WORK TO BE COMPLETED
Quote the full listing word for word.
[START]
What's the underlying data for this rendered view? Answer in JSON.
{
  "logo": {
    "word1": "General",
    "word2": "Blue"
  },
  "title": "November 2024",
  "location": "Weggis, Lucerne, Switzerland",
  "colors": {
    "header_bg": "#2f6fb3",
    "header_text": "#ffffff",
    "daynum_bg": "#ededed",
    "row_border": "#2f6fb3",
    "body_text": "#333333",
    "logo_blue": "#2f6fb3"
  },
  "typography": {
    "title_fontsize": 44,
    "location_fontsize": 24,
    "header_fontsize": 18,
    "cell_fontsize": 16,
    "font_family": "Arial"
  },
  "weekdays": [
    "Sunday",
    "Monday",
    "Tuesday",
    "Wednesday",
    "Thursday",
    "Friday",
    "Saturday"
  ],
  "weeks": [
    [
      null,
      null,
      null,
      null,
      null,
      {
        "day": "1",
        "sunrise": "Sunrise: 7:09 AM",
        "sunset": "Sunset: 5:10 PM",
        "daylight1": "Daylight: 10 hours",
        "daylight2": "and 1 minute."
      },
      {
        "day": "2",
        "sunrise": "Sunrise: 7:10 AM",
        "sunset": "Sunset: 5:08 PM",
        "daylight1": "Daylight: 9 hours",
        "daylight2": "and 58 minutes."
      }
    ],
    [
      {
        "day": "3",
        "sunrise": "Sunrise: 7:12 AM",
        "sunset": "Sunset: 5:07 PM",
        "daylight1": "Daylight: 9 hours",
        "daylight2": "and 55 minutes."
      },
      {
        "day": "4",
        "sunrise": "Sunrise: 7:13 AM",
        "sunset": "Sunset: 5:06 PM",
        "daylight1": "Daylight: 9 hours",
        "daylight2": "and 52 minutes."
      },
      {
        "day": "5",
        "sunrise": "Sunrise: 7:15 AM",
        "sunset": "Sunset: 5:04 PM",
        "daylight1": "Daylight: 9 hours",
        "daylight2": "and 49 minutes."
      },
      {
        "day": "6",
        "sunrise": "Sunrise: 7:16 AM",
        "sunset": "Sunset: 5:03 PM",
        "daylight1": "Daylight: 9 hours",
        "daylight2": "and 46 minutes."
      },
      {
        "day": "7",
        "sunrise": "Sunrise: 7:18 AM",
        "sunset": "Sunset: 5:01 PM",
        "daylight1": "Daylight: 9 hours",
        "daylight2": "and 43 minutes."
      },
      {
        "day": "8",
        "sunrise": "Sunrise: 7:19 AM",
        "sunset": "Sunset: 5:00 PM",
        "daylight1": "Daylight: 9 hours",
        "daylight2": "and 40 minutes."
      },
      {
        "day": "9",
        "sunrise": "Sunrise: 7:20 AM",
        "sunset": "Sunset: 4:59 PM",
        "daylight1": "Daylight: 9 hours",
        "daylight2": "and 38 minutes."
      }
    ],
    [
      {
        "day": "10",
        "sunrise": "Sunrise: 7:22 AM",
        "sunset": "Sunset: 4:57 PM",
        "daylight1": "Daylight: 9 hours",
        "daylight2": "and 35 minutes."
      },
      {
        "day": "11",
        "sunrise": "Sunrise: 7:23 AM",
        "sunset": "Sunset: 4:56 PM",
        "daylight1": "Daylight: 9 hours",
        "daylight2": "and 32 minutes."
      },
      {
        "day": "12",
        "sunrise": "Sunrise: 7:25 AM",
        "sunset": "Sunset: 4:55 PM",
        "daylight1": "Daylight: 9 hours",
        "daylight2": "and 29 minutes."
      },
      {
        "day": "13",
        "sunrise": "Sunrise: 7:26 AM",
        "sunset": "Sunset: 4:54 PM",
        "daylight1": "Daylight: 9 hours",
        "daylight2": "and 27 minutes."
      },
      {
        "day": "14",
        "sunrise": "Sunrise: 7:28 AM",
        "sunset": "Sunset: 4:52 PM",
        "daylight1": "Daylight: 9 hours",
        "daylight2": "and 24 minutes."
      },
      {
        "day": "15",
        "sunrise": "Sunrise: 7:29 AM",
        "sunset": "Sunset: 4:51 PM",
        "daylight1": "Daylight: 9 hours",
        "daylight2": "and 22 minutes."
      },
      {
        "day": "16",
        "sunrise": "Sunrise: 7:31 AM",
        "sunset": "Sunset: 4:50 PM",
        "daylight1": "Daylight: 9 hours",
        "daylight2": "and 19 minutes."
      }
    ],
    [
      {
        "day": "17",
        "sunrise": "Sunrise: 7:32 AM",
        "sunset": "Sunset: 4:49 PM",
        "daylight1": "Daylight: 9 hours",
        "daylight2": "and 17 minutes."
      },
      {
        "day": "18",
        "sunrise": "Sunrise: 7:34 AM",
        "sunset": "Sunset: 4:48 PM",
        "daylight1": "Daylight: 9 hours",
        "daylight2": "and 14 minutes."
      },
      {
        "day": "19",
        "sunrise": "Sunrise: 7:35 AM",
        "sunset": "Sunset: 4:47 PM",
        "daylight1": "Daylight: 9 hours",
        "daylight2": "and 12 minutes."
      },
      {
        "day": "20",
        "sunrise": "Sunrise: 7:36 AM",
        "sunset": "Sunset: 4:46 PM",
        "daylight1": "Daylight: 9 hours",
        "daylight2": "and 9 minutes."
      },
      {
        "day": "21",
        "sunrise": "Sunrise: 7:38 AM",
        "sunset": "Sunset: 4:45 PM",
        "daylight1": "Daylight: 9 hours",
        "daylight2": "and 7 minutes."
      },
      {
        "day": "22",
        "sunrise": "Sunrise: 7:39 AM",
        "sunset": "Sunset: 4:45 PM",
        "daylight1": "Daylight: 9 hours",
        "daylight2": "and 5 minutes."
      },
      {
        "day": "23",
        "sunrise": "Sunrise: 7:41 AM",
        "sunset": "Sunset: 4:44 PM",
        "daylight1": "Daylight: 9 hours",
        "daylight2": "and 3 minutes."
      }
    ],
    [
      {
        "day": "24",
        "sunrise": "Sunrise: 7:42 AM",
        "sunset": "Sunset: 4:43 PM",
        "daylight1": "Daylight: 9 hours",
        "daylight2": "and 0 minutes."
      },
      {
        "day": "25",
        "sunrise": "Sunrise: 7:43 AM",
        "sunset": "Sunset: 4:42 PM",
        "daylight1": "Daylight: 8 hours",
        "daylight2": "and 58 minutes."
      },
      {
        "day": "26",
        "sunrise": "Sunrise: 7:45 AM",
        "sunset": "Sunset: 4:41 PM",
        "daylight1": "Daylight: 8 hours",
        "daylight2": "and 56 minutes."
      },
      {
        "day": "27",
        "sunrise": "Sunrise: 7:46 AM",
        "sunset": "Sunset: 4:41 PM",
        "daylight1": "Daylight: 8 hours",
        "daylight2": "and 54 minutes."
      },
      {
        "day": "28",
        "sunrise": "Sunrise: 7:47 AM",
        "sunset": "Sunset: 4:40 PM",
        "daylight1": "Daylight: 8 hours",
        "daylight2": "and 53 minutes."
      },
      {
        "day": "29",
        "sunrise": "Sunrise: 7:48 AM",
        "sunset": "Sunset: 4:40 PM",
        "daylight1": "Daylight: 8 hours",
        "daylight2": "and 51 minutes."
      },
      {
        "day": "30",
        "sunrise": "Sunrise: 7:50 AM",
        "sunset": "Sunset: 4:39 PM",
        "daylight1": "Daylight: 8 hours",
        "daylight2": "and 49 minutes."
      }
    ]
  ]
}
[END]
TASK SOLUTION
What's the underlying data for this rendered view? Answer in JSON.
{
  "logo": {
    "word1": "General",
    "word2": "Blue"
  },
  "title": "November 2024",
  "location": "Weggis, Lucerne, Switzerland",
  "colors": {
    "header_bg": "#2f6fb3",
    "header_text": "#ffffff",
    "daynum_bg": "#ededed",
    "row_border": "#2f6fb3",
    "body_text": "#333333",
    "logo_blue": "#2f6fb3"
  },
  "typography": {
    "title_fontsize": 44,
    "location_fontsize": 24,
    "header_fontsize": 18,
    "cell_fontsize": 16,
    "font_family": "Arial"
  },
  "weekdays": [
    "Sunday",
    "Monday",
    "Tuesday",
    "Wednesday",
    "Thursday",
    "Friday",
    "Saturday"
  ],
  "weeks": [
    [
      null,
      null,
      null,
      null,
      null,
      {
        "day": "1",
        "sunrise": "Sunrise: 7:09 AM",
        "sunset": "Sunset: 5:10 PM",
        "daylight1": "Daylight: 10 hours",
        "daylight2": "and 1 minute."
      },
      {
        "day": "2",
        "sunrise": "Sunrise: 7:10 AM",
        "sunset": "Sunset: 5:08 PM",
        "daylight1": "Daylight: 9 hours",
        "daylight2": "and 58 minutes."
      }
    ],
    [
      {
        "day": "3",
        "sunrise": "Sunrise: 7:12 AM",
        "sunset": "Sunset: 5:07 PM",
        "daylight1": "Daylight: 9 hours",
        "daylight2": "and 55 minutes."
      },
      {
        "day": "4",
        "sunrise": "Sunrise: 7:13 AM",
        "sunset": "Sunset: 5:06 PM",
        "daylight1": "Daylight: 9 hours",
        "daylight2": "and 52 minutes."
      },
      {
        "day": "5",
        "sunrise": "Sunrise: 7:15 AM",
        "sunset": "Sunset: 5:04 PM",
        "daylight1": "Daylight: 9 hours",
        "daylight2": "and 49 minutes."
      },
      {
        "day": "6",
        "sunrise": "Sunrise: 7:16 AM",
        "sunset": "Sunset: 5:03 PM",
        "daylight1": "Daylight: 9 hours",
        "daylight2": "and 46 minutes."
      },
      {
        "day": "7",
        "sunrise": "Sunrise: 7:18 AM",
        "sunset": "Sunset: 5:01 PM",
        "daylight1": "Daylight: 9 hours",
        "daylight2": "and 43 minutes."
      },
      {
        "day": "8",
        "sunrise": "Sunrise: 7:19 AM",
        "sunset": "Sunset: 5:00 PM",
        "daylight1": "Daylight: 9 hours",
        "daylight2": "and 40 minutes."
      },
      {
        "day": "9",
        "sunrise": "Sunrise: 7:20 AM",
        "sunset": "Sunset: 4:59 PM",
        "daylight1": "Daylight: 9 hours",
        "daylight2": "and 38 minutes."
      }
    ],
    [
      {
        "day": "10",
        "sunrise": "Sunrise: 7:22 AM",
        "sunset": "Sunset: 4:57 PM",
        "daylight1": "Daylight: 9 hours",
        "daylight2": "and 35 minutes."
      },
      {
        "day": "11",
        "sunrise": "Sunrise: 7:23 AM",
        "sunset": "Sunset: 4:56 PM",
        "daylight1": "Daylight: 9 hours",
        "daylight2": "and 32 minutes."
      },
      {
        "day": "12",
        "sunrise": "Sunrise: 7:25 AM",
        "sunset": "Sunset: 4:55 PM",
        "daylight1": "Daylight: 9 hours",
        "daylight2": "and 29 minutes."
      },
      {
        "day": "13",
        "sunrise": "Sunrise: 7:26 AM",
        "sunset": "Sunset: 4:54 PM",
        "daylight1": "Daylight: 9 hours",
        "daylight2": "and 27 minutes."
      },
      {
        "day": "14",
        "sunrise": "Sunrise: 7:28 AM",
        "sunset": "Sunset: 4:52 PM",
        "daylight1": "Daylight: 9 hours",
        "daylight2": "and 24 minutes."
      },
      {
        "day": "15",
        "sunrise": "Sunrise: 7:29 AM",
        "sunset": "Sunset: 4:51 PM",
        "daylight1": "Daylight: 9 hours",
        "daylight2": "and 22 minutes."
      },
      {
        "day": "16",
        "sunrise": "Sunrise: 7:31 AM",
        "sunset": "Sunset: 4:50 PM",
        "daylight1": "Daylight: 9 hours",
        "daylight2": "and 19 minutes."
      }
    ],
    [
      {
        "day": "17",
        "sunrise": "Sunrise: 7:32 AM",
        "sunset": "Sunset: 4:49 PM",
        "daylight1": "Daylight: 9 hours",
        "daylight2": "and 17 minutes."
      },
      {
        "day": "18",
        "sunrise": "Sunrise: 7:34 AM",
        "sunset": "Sunset: 4:48 PM",
        "daylight1": "Daylight: 9 hours",
        "daylight2": "and 14 minutes."
      },
      {
        "day": "19",
        "sunrise": "Sunrise: 7:35 AM",
        "sunset": "Sunset: 4:47 PM",
        "daylight1": "Daylight: 9 hours",
        "daylight2": "and 12 minutes."
      },
      {
        "day": "20",
        "sunrise": "Sunrise: 7:36 AM",
        "sunset": "Sunset: 4:46 PM",
        "daylight1": "Daylight: 9 hours",
        "daylight2": "and 9 minutes."
      },
      {
        "day": "21",
        "sunrise": "Sunrise: 7:38 AM",
        "sunset": "Sunset: 4:45 PM",
        "daylight1": "Daylight: 9 hours",
        "daylight2": "and 7 minutes."
      },
      {
        "day": "22",
        "sunrise": "Sunrise: 7:39 AM",
        "sunset": "Sunset: 4:45 PM",
        "daylight1": "Daylight: 9 hours",
        "daylight2": "and 5 minutes."
      },
      {
        "day": "23",
        "sunrise": "Sunrise: 7:41 AM",
        "sunset": "Sunset: 4:44 PM",
        "daylight1": "Daylight: 9 hours",
        "daylight2": "and 3 minutes."
      }
    ],
    [
      {
        "day": "24",
        "sunrise": "Sunrise: 7:42 AM",
        "sunset": "Sunset: 4:43 PM",
        "daylight1": "Daylight: 9 hours",
        "daylight2": "and 0 minutes."
      },
      {
        "day": "25",
        "sunrise": "Sunrise: 7:43 AM",
        "sunset": "Sunset: 4:42 PM",
        "daylight1": "Daylight: 8 hours",
        "daylight2": "and 58 minutes."
      },
      {
        "day": "26",
        "sunrise": "Sunrise: 7:45 AM",
        "sunset": "Sunset: 4:41 PM",
        "daylight1": "Daylight: 8 hours",
        "daylight2": "and 56 minutes."
      },
      {
        "day": "27",
        "sunrise": "Sunrise: 7:46 AM",
        "sunset": "Sunset: 4:41 PM",
        "daylight1": "Daylight: 8 hours",
        "daylight2": "and 54 minutes."
      },
      {
        "day": "28",
        "sunrise": "Sunrise: 7:47 AM",
        "sunset": "Sunset: 4:40 PM",
        "daylight1": "Daylight: 8 hours",
        "daylight2": "and 53 minutes."
      },
      {
        "day": "29",
        "sunrise": "Sunrise: 7:48 AM",
        "sunset": "Sunset: 4:40 PM",
        "daylight1": "Daylight: 8 hours",
        "daylight2": "and 51 minutes."
      },
      {
        "day": "30",
        "sunrise": "Sunrise: 7:50 AM",
        "sunset": "Sunset: 4:39 PM",
        "daylight1": "Daylight: 8 hours",
        "daylight2": "and 49 minutes."
      }
    ]
  ]
}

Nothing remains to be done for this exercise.